:: TASK ::
Give the number of lines in the data that hold the word "prompts", and nothing else.
* start *
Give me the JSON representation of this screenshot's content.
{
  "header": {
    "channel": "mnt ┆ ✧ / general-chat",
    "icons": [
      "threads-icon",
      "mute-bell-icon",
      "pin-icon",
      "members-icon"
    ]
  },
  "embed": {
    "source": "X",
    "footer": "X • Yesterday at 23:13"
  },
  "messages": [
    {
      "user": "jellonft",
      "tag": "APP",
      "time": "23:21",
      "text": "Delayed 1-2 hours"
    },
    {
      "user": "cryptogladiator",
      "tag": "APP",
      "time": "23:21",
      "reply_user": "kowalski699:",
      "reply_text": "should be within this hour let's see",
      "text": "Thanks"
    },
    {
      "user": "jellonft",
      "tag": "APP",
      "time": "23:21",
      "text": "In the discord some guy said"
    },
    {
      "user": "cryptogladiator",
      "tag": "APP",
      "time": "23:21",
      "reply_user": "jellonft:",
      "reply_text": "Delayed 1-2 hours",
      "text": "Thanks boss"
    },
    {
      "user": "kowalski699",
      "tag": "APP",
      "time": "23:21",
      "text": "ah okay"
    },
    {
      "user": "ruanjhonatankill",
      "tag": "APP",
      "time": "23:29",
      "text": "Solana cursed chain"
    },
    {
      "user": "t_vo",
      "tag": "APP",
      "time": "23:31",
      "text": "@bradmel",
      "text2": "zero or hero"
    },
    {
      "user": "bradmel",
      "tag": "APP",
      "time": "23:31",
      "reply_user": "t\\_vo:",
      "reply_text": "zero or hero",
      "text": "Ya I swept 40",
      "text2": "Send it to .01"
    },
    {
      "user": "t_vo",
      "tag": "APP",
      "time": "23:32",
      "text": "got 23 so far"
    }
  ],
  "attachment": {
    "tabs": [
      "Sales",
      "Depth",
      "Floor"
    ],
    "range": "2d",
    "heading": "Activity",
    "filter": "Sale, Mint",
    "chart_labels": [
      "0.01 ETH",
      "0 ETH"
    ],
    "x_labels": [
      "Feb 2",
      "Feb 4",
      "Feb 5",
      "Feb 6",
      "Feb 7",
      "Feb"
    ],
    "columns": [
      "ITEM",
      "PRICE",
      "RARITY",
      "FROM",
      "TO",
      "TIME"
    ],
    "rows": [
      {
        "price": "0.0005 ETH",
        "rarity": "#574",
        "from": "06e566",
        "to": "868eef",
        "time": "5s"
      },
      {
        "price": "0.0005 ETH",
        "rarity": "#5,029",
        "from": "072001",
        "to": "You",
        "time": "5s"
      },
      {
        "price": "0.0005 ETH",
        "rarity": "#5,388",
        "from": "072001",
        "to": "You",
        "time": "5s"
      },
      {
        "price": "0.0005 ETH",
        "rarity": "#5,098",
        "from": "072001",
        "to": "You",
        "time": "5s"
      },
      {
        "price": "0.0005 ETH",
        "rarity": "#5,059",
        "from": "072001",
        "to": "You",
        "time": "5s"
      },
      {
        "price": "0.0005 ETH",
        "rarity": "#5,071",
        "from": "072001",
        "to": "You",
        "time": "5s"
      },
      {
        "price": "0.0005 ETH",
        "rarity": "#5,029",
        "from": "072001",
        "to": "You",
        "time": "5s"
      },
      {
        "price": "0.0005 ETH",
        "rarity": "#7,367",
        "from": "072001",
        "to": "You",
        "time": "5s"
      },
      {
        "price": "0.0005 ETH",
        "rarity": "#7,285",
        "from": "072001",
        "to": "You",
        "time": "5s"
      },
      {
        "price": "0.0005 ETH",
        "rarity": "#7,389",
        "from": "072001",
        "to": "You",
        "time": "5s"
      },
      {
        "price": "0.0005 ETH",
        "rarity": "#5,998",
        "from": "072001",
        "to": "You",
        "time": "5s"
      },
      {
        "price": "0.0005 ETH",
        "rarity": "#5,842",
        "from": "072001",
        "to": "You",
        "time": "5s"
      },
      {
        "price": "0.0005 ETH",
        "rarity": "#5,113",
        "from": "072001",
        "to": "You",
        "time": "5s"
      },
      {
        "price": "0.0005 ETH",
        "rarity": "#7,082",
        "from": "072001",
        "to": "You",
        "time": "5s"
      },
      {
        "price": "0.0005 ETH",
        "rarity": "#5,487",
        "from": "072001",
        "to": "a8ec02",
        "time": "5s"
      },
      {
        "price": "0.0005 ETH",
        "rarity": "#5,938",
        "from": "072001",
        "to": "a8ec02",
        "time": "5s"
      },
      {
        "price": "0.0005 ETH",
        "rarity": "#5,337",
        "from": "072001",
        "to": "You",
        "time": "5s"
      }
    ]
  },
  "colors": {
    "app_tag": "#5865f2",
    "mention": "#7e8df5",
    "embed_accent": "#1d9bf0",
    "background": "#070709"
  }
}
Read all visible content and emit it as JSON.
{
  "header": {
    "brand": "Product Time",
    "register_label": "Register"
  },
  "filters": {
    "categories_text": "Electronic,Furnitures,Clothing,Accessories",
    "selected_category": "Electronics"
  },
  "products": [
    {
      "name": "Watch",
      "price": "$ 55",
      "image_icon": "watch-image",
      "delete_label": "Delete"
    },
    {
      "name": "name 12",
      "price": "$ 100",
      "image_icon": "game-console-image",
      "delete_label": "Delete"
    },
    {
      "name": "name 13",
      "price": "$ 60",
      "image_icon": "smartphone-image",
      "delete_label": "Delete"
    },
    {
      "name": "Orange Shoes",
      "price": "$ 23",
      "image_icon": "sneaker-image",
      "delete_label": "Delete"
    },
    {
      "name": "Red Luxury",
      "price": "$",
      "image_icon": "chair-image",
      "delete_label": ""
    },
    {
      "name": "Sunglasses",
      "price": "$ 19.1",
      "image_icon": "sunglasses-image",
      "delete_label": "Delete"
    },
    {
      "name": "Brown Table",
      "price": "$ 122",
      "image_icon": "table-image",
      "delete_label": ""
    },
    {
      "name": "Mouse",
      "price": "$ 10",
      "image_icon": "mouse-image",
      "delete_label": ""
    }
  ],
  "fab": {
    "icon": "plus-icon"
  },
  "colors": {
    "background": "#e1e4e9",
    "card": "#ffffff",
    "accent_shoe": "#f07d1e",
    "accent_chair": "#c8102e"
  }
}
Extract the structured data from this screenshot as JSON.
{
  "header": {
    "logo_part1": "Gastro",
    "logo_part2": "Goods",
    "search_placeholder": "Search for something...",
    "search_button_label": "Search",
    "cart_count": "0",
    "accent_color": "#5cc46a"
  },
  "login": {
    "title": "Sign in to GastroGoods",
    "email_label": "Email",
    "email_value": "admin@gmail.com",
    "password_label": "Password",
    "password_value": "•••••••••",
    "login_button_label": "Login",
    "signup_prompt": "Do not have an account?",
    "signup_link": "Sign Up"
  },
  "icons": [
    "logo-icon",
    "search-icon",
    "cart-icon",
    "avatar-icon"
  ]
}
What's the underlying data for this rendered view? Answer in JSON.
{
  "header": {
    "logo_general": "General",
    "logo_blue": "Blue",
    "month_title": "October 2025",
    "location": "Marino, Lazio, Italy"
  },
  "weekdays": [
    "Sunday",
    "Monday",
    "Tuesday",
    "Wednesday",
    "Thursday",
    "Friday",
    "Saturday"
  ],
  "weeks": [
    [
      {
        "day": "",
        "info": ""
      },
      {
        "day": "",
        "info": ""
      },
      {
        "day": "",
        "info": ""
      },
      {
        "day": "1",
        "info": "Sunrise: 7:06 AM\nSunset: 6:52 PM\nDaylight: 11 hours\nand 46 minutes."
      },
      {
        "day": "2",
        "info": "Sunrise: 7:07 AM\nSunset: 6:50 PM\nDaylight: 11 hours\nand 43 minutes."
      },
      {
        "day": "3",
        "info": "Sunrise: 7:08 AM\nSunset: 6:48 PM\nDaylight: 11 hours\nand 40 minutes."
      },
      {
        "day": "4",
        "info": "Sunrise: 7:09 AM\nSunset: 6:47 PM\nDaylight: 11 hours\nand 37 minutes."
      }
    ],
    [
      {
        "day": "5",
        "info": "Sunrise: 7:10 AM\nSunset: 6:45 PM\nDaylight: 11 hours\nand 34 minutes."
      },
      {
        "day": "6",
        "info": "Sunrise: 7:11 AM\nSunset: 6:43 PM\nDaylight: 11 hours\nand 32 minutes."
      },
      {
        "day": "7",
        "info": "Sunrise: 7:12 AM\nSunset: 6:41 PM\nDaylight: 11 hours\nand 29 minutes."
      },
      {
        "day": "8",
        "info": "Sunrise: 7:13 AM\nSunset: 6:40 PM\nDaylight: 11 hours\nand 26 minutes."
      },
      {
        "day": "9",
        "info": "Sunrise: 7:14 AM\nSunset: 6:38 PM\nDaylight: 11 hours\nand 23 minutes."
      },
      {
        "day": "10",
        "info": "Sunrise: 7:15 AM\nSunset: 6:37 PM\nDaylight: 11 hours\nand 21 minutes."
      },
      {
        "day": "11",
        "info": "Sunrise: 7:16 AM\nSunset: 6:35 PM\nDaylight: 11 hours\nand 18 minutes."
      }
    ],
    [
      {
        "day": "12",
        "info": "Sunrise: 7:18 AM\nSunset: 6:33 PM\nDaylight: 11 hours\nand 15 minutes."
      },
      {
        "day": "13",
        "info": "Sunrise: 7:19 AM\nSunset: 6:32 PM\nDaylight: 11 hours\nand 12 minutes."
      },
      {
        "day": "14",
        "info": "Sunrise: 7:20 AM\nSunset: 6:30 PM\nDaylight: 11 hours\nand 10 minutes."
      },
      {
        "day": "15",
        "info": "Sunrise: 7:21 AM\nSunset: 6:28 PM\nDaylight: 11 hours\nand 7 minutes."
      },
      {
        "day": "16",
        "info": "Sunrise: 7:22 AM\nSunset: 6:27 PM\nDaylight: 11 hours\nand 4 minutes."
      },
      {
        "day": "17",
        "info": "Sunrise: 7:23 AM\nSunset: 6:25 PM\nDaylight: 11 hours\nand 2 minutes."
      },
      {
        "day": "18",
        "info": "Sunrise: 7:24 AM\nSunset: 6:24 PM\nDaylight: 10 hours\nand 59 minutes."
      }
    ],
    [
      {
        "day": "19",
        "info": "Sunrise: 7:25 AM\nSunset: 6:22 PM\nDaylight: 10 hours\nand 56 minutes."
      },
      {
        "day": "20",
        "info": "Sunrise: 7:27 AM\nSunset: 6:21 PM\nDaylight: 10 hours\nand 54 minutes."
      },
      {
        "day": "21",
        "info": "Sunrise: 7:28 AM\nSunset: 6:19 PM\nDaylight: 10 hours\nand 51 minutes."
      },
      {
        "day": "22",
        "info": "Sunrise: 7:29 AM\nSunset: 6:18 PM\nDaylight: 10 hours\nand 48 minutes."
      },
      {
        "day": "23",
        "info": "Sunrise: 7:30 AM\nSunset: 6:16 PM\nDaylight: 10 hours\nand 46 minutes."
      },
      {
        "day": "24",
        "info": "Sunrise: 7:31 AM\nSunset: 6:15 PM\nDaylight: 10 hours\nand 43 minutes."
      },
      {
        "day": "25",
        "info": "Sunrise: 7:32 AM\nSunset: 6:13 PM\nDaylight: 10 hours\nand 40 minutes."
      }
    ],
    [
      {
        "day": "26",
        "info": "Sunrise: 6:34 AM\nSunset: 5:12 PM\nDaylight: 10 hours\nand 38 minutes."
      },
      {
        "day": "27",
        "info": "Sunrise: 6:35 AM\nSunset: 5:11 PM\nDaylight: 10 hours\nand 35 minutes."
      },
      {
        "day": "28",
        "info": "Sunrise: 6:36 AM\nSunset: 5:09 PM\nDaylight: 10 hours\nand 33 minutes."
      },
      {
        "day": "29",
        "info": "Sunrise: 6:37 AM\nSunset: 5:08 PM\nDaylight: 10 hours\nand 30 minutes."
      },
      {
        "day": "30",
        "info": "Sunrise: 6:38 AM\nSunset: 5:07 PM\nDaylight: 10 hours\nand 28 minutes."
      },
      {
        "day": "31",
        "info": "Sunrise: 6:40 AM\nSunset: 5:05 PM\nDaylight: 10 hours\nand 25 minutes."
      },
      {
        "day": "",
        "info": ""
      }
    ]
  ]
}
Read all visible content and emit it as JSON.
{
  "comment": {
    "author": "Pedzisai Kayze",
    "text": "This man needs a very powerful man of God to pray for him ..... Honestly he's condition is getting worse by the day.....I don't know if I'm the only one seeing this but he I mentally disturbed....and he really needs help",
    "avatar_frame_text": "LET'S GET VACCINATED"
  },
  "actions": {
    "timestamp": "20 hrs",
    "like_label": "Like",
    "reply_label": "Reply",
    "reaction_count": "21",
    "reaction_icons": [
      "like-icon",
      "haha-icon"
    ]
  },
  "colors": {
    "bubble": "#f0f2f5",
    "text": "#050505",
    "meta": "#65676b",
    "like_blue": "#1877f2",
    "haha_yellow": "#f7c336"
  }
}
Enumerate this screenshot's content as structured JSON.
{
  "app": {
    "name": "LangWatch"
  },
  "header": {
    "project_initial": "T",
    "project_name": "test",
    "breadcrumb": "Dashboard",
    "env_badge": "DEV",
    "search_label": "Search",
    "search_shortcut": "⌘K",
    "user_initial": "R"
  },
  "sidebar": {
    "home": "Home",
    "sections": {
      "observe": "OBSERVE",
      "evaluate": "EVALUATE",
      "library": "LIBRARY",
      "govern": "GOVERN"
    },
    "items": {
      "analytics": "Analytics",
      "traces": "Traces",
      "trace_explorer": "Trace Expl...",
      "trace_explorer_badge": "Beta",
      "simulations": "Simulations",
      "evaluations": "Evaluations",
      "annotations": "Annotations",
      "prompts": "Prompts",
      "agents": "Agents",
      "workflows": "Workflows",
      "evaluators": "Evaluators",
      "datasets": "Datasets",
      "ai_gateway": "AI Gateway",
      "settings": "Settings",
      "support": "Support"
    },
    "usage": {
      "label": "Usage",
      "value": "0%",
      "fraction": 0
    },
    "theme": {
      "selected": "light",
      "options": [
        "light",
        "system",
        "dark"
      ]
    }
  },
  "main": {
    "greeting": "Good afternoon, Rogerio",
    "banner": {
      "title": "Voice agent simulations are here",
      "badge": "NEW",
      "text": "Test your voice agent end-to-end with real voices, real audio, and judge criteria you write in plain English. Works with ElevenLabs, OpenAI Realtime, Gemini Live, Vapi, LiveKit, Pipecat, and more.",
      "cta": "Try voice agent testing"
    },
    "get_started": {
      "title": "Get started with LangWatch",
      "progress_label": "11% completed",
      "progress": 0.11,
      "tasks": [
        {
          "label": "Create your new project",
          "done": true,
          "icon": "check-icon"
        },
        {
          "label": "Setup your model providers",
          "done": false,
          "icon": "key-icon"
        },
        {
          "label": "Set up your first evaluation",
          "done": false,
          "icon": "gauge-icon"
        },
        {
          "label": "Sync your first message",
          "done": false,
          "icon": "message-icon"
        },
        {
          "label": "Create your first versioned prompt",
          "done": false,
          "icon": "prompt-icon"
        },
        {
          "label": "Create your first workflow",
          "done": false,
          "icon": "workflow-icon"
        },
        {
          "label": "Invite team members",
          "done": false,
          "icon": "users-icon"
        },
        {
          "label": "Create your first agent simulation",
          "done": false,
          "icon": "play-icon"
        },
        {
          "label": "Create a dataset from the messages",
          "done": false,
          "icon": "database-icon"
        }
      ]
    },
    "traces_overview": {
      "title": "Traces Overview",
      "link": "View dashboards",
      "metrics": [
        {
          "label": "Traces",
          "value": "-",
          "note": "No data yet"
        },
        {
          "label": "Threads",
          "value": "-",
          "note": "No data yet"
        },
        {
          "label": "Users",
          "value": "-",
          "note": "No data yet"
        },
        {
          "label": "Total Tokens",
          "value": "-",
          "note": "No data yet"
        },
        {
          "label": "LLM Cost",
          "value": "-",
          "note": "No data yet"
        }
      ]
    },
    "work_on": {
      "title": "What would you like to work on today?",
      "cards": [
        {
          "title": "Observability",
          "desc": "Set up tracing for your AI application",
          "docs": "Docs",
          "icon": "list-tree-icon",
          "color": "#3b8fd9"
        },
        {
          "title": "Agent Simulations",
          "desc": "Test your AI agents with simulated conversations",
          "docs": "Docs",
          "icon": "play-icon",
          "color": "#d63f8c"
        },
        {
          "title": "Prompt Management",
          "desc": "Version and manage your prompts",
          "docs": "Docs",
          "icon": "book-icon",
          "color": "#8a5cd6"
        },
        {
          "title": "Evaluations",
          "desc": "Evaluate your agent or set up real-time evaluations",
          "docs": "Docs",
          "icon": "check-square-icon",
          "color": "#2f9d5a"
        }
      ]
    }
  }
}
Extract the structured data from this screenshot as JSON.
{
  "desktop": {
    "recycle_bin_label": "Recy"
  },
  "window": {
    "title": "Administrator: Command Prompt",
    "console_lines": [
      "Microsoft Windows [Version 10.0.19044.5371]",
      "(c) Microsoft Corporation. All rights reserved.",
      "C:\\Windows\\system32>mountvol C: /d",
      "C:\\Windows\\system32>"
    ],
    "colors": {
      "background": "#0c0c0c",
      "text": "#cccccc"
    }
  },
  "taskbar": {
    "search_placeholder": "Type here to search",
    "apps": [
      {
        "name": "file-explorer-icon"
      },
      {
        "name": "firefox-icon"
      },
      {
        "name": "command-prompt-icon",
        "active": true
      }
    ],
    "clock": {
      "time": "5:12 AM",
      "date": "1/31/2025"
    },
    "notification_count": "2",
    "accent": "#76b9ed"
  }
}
* end *
:: OUTPUT OF THE EXERCISE ::
2